>> start

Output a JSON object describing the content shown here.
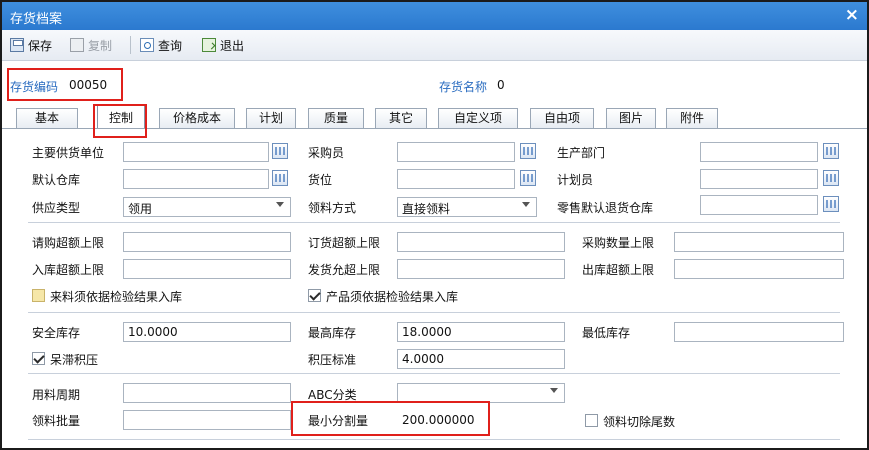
{
  "window": {
    "title": "存货档案",
    "close_glyph": "×"
  },
  "toolbar": {
    "save": "保存",
    "copy": "复制",
    "query": "查询",
    "exit": "退出"
  },
  "header": {
    "code_label": "存货编码",
    "code_value": "00050",
    "name_label": "存货名称",
    "name_value": "0"
  },
  "tabs": [
    "基本",
    "控制",
    "价格成本",
    "计划",
    "质量",
    "其它",
    "自定义项",
    "自由项",
    "图片",
    "附件"
  ],
  "active_tab": "控制",
  "section1": {
    "main_supplier": "主要供货单位",
    "buyer": "采购员",
    "production_dept": "生产部门",
    "default_warehouse": "默认仓库",
    "location": "货位",
    "planner": "计划员",
    "supply_type": "供应类型",
    "supply_type_value": "领用",
    "issue_method": "领料方式",
    "issue_method_value": "直接领料",
    "retail_return_warehouse": "零售默认退货仓库"
  },
  "section2": {
    "purchase_req_over_limit": "请购超额上限",
    "order_over_limit": "订货超额上限",
    "purchase_qty_limit": "采购数量上限",
    "inbound_over_limit": "入库超额上限",
    "shipment_over_limit": "发货允超上限",
    "outbound_over_limit": "出库超额上限",
    "incoming_inspection": "来料须依据检验结果入库",
    "product_inspection": "产品须依据检验结果入库"
  },
  "section3": {
    "safety_stock": "安全库存",
    "safety_stock_value": "10.0000",
    "max_stock": "最高库存",
    "max_stock_value": "18.0000",
    "min_stock": "最低库存",
    "slow_moving": "呆滞积压",
    "overstock_standard": "积压标准",
    "overstock_standard_value": "4.0000"
  },
  "section4": {
    "usage_cycle": "用料周期",
    "abc_class": "ABC分类",
    "issue_batch": "领料批量",
    "min_split_qty": "最小分割量",
    "min_split_qty_value": "200.000000",
    "issue_cut_tail": "领料切除尾数"
  }
}
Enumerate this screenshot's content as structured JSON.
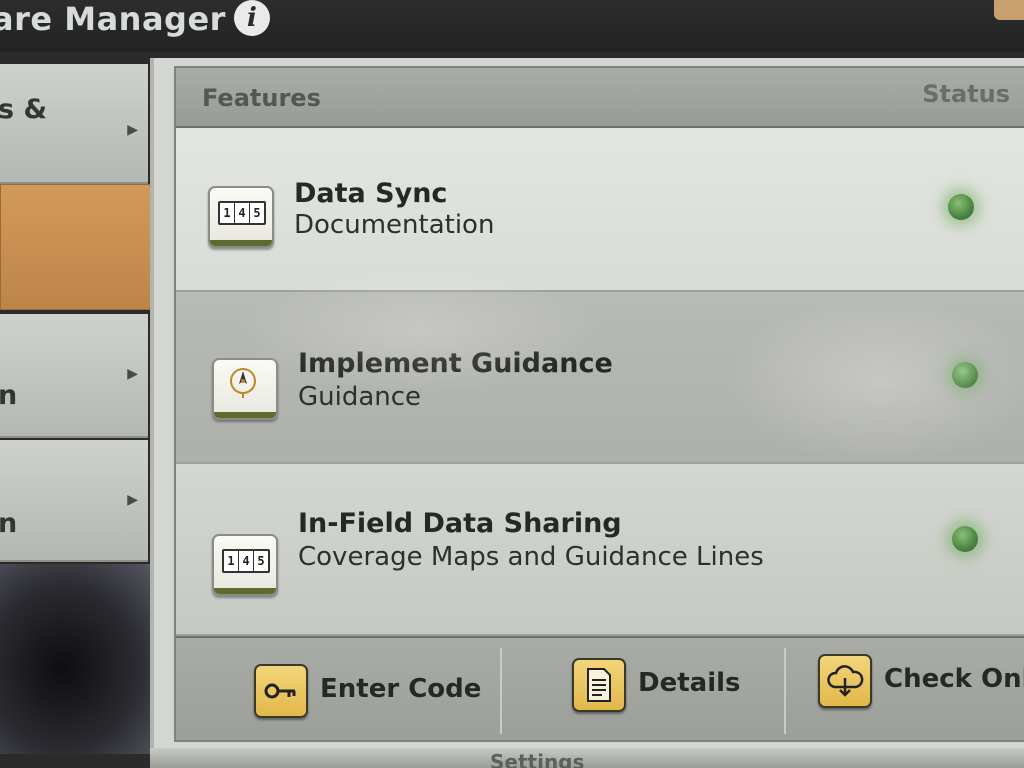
{
  "app": {
    "title": "are Manager",
    "info_icon": "info-icon"
  },
  "nav": {
    "items": [
      {
        "label": "s &",
        "icon": "chevron-right-icon"
      },
      {
        "label": "",
        "active": true
      },
      {
        "label": "n",
        "icon": "chevron-right-icon"
      },
      {
        "label": "n",
        "icon": "chevron-right-icon"
      }
    ]
  },
  "table": {
    "columns": {
      "features": "Features",
      "status": "Status"
    },
    "rows": [
      {
        "title": "Data Sync",
        "subtitle": "Documentation",
        "icon": "counter-icon",
        "glyph": [
          "1",
          "4",
          "5"
        ],
        "status_color": "#4f8a44"
      },
      {
        "title": "Implement Guidance",
        "subtitle": "Guidance",
        "icon": "compass-icon",
        "status_color": "#4f8a44"
      },
      {
        "title": "In-Field Data Sharing",
        "subtitle": "Coverage Maps and Guidance Lines",
        "icon": "counter-icon",
        "glyph": [
          "1",
          "4",
          "5"
        ],
        "status_color": "#4f8a44"
      }
    ]
  },
  "buttons": {
    "enter_code": {
      "label": "Enter Code",
      "icon": "key-icon"
    },
    "details": {
      "label": "Details",
      "icon": "document-icon"
    },
    "check_online": {
      "label": "Check Onli",
      "icon": "cloud-download-icon"
    }
  },
  "bottom": {
    "partial_label": "Settings"
  },
  "colors": {
    "accent_orange": "#c98f4f",
    "button_yellow": "#e2b84a",
    "status_green": "#4f8a44"
  }
}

>> end

## Exercise goal
Every entry must be written out exactly, with all pictures left out.

## Task response
Output a JSON object describing the content shown here.
{
  "window": {
    "title": "存货档案",
    "close_glyph": "×"
  },
  "toolbar": {
    "save": "保存",
    "copy": "复制",
    "query": "查询",
    "exit": "退出"
  },
  "header": {
    "code_label": "存货编码",
    "code_value": "00050",
    "name_label": "存货名称",
    "name_value": "0"
  },
  "tabs": [
    "基本",
    "控制",
    "价格成本",
    "计划",
    "质量",
    "其它",
    "自定义项",
    "自由项",
    "图片",
    "附件"
  ],
  "active_tab": "控制",
  "section1": {
    "main_supplier": "主要供货单位",
    "buyer": "采购员",
    "production_dept": "生产部门",
    "default_warehouse": "默认仓库",
    "location": "货位",
    "planner": "计划员",
    "supply_type": "供应类型",
    "supply_type_value": "领用",
    "issue_method": "领料方式",
    "issue_method_value": "直接领料",
    "retail_return_warehouse": "零售默认退货仓库"
  },
  "section2": {
    "purchase_req_over_limit": "请购超额上限",
    "order_over_limit": "订货超额上限",
    "purchase_qty_limit": "采购数量上限",
    "inbound_over_limit": "入库超额上限",
    "shipment_over_limit": "发货允超上限",
    "outbound_over_limit": "出库超额上限",
    "incoming_inspection": "来料须依据检验结果入库",
    "product_inspection": "产品须依据检验结果入库"
  },
  "section3": {
    "safety_stock": "安全库存",
    "safety_stock_value": "10.0000",
    "max_stock": "最高库存",
    "max_stock_value": "18.0000",
    "min_stock": "最低库存",
    "slow_moving": "呆滞积压",
    "overstock_standard": "积压标准",
    "overstock_standard_value": "4.0000"
  },
  "section4": {
    "usage_cycle": "用料周期",
    "abc_class": "ABC分类",
    "issue_batch": "领料批量",
    "min_split_qty": "最小分割量",
    "min_split_qty_value": "200.000000",
    "issue_cut_tail": "领料切除尾数"
  }
}
Enumerate this screenshot's content as structured JSON.
{
  "app": {
    "title": "are Manager",
    "info_icon": "info-icon"
  },
  "nav": {
    "items": [
      {
        "label": "s &",
        "icon": "chevron-right-icon"
      },
      {
        "label": "",
        "active": true
      },
      {
        "label": "n",
        "icon": "chevron-right-icon"
      },
      {
        "label": "n",
        "icon": "chevron-right-icon"
      }
    ]
  },
  "table": {
    "columns": {
      "features": "Features",
      "status": "Status"
    },
    "rows": [
      {
        "title": "Data Sync",
        "subtitle": "Documentation",
        "icon": "counter-icon",
        "glyph": [
          "1",
          "4",
          "5"
        ],
        "status_color": "#4f8a44"
      },
      {
        "title": "Implement Guidance",
        "subtitle": "Guidance",
        "icon": "compass-icon",
        "status_color": "#4f8a44"
      },
      {
        "title": "In-Field Data Sharing",
        "subtitle": "Coverage Maps and Guidance Lines",
        "icon": "counter-icon",
        "glyph": [
          "1",
          "4",
          "5"
        ],
        "status_color": "#4f8a44"
      }
    ]
  },
  "buttons": {
    "enter_code": {
      "label": "Enter Code",
      "icon": "key-icon"
    },
    "details": {
      "label": "Details",
      "icon": "document-icon"
    },
    "check_online": {
      "label": "Check Onli",
      "icon": "cloud-download-icon"
    }
  },
  "bottom": {
    "partial_label": "Settings"
  },
  "colors": {
    "accent_orange": "#c98f4f",
    "button_yellow": "#e2b84a",
    "status_green": "#4f8a44"
  }
}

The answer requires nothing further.